• **MATERIAL TO PROCESS**
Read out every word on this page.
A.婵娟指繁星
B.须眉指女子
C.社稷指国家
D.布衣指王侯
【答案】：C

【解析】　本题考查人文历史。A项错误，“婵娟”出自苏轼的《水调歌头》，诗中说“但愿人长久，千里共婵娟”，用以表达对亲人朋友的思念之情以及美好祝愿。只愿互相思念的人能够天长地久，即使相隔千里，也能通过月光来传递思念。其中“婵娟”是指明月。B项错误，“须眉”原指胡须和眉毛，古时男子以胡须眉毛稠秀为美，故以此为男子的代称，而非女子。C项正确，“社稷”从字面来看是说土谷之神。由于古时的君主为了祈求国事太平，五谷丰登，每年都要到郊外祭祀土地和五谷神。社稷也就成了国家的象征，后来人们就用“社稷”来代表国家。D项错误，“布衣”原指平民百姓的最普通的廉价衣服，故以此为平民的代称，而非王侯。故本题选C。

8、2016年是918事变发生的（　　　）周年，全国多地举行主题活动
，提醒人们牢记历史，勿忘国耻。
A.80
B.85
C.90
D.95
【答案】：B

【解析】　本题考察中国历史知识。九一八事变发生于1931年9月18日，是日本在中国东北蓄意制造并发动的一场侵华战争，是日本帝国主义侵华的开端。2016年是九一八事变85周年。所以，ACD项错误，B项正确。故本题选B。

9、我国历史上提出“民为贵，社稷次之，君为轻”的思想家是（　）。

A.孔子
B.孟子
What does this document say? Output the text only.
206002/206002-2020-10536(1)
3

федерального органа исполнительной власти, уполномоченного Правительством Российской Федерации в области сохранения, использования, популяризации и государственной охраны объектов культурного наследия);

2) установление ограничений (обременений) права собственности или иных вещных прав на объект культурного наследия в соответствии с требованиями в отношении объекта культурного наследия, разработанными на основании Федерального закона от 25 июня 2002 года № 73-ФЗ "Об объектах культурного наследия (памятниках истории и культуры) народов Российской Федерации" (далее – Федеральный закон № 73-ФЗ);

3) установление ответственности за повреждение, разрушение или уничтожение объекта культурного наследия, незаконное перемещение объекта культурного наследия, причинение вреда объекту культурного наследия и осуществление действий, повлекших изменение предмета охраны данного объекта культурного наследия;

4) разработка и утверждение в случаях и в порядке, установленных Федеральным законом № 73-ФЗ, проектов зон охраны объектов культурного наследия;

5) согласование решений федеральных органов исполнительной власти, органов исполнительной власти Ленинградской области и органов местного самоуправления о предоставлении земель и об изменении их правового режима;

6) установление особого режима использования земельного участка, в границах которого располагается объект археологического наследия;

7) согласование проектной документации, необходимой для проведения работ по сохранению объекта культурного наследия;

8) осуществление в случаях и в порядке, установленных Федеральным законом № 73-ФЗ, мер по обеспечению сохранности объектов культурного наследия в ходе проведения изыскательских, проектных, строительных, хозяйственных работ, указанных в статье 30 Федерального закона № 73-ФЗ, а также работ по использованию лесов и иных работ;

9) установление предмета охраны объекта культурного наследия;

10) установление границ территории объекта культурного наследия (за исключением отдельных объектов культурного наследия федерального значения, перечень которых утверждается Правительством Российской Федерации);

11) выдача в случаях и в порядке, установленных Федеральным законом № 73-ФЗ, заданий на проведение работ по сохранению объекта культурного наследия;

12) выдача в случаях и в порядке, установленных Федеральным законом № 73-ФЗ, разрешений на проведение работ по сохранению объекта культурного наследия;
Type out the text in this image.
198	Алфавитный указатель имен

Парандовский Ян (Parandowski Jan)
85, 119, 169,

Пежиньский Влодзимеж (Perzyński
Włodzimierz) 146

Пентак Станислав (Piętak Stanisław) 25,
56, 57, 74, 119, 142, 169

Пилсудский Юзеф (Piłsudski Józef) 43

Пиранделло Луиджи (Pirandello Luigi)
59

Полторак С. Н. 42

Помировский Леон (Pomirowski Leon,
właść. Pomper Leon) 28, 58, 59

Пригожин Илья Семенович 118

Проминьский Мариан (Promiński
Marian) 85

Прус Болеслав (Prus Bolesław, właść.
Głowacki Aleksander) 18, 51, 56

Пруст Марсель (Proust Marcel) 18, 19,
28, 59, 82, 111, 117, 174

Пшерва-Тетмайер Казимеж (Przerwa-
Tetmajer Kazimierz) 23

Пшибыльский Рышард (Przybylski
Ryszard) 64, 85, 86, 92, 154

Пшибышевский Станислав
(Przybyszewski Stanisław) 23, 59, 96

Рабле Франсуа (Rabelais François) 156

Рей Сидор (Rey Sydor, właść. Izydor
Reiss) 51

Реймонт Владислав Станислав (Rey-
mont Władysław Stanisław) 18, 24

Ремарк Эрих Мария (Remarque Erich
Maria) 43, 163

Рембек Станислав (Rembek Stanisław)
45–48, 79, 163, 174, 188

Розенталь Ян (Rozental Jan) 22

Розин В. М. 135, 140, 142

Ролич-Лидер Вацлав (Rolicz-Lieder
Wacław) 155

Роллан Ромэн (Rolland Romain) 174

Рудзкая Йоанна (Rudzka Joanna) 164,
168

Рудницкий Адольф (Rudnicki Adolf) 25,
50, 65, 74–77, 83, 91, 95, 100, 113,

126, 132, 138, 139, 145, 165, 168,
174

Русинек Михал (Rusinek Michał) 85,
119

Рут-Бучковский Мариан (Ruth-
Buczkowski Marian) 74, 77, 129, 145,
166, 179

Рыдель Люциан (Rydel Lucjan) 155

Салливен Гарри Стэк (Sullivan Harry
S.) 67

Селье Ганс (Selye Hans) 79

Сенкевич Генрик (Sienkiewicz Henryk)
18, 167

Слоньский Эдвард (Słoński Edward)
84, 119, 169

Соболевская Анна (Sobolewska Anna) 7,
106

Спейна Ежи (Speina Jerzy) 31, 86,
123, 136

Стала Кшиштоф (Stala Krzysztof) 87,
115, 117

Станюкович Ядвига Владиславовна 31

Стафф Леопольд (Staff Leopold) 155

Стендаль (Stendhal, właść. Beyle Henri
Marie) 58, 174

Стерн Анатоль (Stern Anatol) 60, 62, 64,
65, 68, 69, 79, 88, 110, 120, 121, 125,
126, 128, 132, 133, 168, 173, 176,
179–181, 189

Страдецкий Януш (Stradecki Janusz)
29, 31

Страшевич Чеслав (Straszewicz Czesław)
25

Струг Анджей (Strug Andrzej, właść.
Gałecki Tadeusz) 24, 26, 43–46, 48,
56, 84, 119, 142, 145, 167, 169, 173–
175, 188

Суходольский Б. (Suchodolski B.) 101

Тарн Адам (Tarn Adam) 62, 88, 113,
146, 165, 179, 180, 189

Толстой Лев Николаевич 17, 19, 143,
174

• **EXERCISE BRIEF**
In the entries above, count each line holding "режима" and report the total and nothing more.

• **SOLUTION TO THIS EXERCISE**
2